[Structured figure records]
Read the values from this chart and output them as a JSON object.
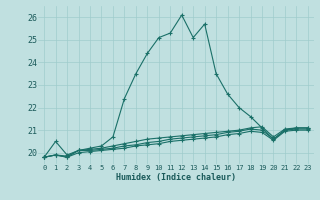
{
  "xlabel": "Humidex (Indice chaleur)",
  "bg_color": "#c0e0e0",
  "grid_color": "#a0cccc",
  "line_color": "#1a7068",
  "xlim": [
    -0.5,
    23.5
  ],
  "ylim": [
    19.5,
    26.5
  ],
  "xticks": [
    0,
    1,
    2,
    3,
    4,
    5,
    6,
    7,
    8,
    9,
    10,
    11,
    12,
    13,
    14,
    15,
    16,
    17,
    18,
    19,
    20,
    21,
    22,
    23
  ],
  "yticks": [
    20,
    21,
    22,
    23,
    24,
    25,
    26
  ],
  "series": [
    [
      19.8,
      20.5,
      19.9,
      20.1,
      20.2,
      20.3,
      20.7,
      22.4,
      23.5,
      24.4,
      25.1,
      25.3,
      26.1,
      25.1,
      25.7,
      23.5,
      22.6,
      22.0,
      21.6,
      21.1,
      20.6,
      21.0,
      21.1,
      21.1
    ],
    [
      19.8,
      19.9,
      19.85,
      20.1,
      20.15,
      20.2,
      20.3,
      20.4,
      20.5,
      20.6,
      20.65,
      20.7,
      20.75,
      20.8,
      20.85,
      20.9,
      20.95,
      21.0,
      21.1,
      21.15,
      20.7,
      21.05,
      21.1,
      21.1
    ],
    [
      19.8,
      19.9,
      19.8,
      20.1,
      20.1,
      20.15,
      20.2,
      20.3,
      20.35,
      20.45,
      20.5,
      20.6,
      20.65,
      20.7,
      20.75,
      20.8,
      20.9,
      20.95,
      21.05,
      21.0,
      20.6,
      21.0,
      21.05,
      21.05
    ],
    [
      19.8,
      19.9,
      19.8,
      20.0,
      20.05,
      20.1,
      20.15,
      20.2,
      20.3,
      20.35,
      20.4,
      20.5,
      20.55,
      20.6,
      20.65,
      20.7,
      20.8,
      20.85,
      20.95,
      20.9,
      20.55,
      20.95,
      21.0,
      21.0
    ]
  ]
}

PROBLEM TO SOLVE: Can you restate all the records above word for word while dropping the pictures?

COMPLETE ANSWER:
Read the values from this chart and output them as a JSON object.
{
  "xlabel": "Humidex (Indice chaleur)",
  "bg_color": "#c0e0e0",
  "grid_color": "#a0cccc",
  "line_color": "#1a7068",
  "xlim": [
    -0.5,
    23.5
  ],
  "ylim": [
    19.5,
    26.5
  ],
  "xticks": [
    0,
    1,
    2,
    3,
    4,
    5,
    6,
    7,
    8,
    9,
    10,
    11,
    12,
    13,
    14,
    15,
    16,
    17,
    18,
    19,
    20,
    21,
    22,
    23
  ],
  "yticks": [
    20,
    21,
    22,
    23,
    24,
    25,
    26
  ],
  "series": [
    [
      19.8,
      20.5,
      19.9,
      20.1,
      20.2,
      20.3,
      20.7,
      22.4,
      23.5,
      24.4,
      25.1,
      25.3,
      26.1,
      25.1,
      25.7,
      23.5,
      22.6,
      22.0,
      21.6,
      21.1,
      20.6,
      21.0,
      21.1,
      21.1
    ],
    [
      19.8,
      19.9,
      19.85,
      20.1,
      20.15,
      20.2,
      20.3,
      20.4,
      20.5,
      20.6,
      20.65,
      20.7,
      20.75,
      20.8,
      20.85,
      20.9,
      20.95,
      21.0,
      21.1,
      21.15,
      20.7,
      21.05,
      21.1,
      21.1
    ],
    [
      19.8,
      19.9,
      19.8,
      20.1,
      20.1,
      20.15,
      20.2,
      20.3,
      20.35,
      20.45,
      20.5,
      20.6,
      20.65,
      20.7,
      20.75,
      20.8,
      20.9,
      20.95,
      21.05,
      21.0,
      20.6,
      21.0,
      21.05,
      21.05
    ],
    [
      19.8,
      19.9,
      19.8,
      20.0,
      20.05,
      20.1,
      20.15,
      20.2,
      20.3,
      20.35,
      20.4,
      20.5,
      20.55,
      20.6,
      20.65,
      20.7,
      20.8,
      20.85,
      20.95,
      20.9,
      20.55,
      20.95,
      21.0,
      21.0
    ]
  ]
}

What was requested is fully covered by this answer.